### EXCERPTED PASSAGE
Mouthwash secrets: the embargo problem
On Tuesday, the Herald and some other media outlets, and the occasional journalist’s Twitter account published a story about mouthwash being able to prevent gonorrhea from spreading. Or, in some versions, cure it. The research paper behind the story wasn’t linked and hadn’t been published. This time it seems to have been the newspapers’ fault: the stories appeared before the end of the news embargo. The Herald story was pulled, then reappeared midday Wednesday with a link (yay)
Embargoes are an increasingly controversial topic in science journalism. The idea is that journalists get advance copies of a research paper and the press release, so they have time to look things up and ask for expert help or comment. There are organisations such as the NZ Science Media Centre to help with finding experts, or there’s your friendly neighbourhood university.
Sometimes, this works. Stories become more interesting and less slanted, or the journalist just decides the breakthrough wasn’t all that and the story is killed. Without embargoes, allegedly, no-one would take the time to get it right. In medicine, too, there was the idea that doctors should be able to get the research paper by the time their patients saw the headlines.

### PROBLEMS TO WORK ON
a – Copy the stretch of the embargo article from "Sometimes, this works." through "saw the headlines." word for word.
b – According to the embargo article, when did the pulled Herald story reappear?
The data comes from a different source than the embargo article.

### LISTED RECORDS
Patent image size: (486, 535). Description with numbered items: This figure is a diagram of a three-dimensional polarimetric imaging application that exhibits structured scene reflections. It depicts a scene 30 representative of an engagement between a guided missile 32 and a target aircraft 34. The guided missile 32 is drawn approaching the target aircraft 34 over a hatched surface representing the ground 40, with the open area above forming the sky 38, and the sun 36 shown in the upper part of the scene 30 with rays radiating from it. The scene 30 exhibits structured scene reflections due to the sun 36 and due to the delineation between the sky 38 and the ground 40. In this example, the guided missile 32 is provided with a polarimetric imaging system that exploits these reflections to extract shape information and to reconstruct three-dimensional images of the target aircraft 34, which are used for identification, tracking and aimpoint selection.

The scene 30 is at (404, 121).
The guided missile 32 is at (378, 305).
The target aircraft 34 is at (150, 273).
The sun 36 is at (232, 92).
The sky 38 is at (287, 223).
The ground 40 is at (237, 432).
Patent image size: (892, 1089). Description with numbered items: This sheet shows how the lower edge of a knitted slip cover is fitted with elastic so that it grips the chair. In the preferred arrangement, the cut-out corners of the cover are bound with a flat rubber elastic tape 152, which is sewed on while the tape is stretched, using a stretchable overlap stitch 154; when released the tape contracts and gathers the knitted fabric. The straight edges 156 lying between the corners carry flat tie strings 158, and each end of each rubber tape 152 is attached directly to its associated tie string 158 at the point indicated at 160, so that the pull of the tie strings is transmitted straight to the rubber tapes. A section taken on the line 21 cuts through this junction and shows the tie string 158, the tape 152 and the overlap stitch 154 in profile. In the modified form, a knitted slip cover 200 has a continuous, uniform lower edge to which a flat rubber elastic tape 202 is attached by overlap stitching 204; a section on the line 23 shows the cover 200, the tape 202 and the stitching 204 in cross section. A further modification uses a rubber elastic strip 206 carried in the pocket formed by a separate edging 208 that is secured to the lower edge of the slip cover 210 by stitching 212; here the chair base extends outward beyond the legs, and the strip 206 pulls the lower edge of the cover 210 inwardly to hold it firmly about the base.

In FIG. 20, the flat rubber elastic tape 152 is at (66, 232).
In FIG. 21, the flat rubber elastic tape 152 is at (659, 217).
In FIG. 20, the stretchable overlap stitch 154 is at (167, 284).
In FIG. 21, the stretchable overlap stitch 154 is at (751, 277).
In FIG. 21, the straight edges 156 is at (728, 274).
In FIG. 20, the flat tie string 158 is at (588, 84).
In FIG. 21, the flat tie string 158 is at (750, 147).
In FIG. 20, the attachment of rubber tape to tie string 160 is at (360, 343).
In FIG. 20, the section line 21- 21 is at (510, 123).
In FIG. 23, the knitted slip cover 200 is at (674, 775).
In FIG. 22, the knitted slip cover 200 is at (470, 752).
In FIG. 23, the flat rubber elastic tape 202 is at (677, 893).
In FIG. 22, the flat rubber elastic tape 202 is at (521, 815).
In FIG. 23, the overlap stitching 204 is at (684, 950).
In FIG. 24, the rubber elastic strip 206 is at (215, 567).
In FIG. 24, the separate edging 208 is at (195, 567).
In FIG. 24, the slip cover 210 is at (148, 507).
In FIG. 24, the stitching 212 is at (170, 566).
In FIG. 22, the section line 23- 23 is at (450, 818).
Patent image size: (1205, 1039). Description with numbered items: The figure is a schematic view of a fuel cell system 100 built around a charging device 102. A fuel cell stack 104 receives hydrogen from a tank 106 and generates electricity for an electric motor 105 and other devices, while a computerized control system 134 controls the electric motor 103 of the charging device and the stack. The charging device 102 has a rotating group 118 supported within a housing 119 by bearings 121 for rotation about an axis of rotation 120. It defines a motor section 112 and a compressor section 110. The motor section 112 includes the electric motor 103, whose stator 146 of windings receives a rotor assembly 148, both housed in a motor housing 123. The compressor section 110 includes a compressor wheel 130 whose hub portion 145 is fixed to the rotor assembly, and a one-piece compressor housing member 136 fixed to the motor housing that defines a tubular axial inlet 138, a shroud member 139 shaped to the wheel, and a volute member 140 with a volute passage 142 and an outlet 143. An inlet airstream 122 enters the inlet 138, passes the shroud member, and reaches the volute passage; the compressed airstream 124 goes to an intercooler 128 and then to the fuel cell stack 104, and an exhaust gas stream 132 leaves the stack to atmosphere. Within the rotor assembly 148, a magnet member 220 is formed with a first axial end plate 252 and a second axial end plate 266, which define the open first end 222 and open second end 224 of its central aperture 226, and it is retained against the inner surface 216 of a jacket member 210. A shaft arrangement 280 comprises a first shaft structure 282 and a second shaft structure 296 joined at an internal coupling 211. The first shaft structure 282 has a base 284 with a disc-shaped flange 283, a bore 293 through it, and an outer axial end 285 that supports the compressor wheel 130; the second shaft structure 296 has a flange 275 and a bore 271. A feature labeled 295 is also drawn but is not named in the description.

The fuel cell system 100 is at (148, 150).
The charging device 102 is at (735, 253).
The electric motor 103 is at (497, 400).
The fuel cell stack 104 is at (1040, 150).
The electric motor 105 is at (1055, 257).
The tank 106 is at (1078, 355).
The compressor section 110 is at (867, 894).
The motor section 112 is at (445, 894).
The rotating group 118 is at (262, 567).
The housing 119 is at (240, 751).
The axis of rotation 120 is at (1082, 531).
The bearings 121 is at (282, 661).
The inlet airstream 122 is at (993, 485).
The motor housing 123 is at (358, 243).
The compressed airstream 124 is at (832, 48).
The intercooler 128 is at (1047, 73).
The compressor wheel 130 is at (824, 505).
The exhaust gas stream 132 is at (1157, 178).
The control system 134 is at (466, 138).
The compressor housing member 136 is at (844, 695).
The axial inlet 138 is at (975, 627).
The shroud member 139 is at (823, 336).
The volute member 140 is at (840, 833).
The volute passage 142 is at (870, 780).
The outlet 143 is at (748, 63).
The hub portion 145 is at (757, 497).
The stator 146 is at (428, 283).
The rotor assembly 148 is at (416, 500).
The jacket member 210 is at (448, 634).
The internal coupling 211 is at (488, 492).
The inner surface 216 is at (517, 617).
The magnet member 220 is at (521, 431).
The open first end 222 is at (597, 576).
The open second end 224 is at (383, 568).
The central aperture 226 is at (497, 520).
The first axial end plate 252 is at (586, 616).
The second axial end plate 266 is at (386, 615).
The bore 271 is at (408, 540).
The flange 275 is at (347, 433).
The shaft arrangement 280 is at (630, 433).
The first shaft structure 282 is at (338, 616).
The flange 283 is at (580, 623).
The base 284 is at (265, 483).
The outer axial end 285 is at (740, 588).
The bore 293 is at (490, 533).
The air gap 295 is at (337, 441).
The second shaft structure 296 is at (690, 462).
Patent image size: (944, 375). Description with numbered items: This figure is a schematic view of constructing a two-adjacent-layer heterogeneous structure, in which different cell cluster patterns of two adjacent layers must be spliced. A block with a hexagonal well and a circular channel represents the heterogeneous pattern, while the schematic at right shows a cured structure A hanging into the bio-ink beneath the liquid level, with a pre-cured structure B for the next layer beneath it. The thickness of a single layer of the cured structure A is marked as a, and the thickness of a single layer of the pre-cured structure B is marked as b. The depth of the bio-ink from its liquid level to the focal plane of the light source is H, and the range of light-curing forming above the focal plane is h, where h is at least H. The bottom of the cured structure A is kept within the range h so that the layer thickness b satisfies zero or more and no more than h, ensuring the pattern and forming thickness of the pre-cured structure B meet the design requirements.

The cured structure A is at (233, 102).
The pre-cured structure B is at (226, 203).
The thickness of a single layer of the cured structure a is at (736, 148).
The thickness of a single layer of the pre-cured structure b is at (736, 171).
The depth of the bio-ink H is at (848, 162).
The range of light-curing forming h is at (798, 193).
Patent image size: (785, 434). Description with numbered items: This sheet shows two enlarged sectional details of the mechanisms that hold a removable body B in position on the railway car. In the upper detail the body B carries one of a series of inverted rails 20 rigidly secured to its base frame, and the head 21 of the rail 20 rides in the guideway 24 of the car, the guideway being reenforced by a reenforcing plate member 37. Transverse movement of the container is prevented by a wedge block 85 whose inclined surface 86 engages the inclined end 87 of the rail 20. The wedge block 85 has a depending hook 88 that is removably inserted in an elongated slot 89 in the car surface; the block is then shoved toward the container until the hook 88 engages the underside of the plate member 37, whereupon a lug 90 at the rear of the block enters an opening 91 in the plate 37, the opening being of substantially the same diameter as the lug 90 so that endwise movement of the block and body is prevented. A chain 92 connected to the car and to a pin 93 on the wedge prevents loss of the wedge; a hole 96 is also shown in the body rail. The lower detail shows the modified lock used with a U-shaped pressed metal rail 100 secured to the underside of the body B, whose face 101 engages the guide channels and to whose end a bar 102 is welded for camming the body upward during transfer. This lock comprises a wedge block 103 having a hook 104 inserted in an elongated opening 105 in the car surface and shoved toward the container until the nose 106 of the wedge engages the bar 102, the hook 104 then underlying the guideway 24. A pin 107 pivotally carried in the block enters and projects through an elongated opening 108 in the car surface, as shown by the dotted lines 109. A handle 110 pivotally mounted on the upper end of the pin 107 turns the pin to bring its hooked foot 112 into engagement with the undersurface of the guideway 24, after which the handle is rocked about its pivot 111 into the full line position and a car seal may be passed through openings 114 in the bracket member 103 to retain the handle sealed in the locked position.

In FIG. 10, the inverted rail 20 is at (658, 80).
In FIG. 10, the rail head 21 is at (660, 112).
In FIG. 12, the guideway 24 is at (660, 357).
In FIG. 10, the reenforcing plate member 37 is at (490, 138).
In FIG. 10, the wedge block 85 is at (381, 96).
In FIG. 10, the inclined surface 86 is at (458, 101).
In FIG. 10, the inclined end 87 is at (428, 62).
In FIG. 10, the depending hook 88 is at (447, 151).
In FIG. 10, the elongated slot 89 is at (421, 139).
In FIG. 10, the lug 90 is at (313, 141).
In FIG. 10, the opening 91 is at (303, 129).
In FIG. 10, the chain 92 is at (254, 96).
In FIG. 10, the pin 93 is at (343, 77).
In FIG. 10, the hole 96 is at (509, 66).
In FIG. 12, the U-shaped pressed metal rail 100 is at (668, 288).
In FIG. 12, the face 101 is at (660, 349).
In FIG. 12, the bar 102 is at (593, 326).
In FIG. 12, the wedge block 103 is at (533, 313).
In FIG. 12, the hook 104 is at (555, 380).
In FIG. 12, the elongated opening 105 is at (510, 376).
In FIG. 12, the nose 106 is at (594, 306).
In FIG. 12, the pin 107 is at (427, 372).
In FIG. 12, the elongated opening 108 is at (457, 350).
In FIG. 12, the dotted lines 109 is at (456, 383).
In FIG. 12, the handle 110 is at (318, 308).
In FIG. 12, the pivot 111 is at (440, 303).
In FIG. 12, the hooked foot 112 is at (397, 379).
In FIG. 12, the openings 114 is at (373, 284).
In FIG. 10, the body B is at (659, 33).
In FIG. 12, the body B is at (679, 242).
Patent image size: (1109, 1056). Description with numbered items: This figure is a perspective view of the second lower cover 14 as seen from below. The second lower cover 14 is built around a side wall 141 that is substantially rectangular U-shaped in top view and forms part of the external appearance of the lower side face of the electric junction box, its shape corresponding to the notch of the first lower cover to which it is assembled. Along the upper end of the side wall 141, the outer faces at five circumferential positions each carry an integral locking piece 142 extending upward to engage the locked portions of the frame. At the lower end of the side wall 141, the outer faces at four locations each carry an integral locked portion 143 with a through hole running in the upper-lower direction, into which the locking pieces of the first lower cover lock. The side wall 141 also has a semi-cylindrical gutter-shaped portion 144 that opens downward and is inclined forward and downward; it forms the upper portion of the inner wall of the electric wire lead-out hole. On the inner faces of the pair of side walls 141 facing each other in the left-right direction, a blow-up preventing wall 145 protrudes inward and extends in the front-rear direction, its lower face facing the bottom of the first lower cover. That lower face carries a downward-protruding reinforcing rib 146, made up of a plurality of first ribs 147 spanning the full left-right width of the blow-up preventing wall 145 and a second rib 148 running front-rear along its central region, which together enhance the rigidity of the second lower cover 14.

### RESPONSES IN ORDER
a –
Sometimes, this works. Stories become more interesting and less slanted, or the journalist just decides the breakthrough wasn’t all that and the story is killed. Without embargoes, allegedly, no-one would take the time to get it right. In medicine, too, there was the idea that doctors should be able to get the research paper by the time their patients saw the headlines.

b – It reappeared midday Wednesday, with a link.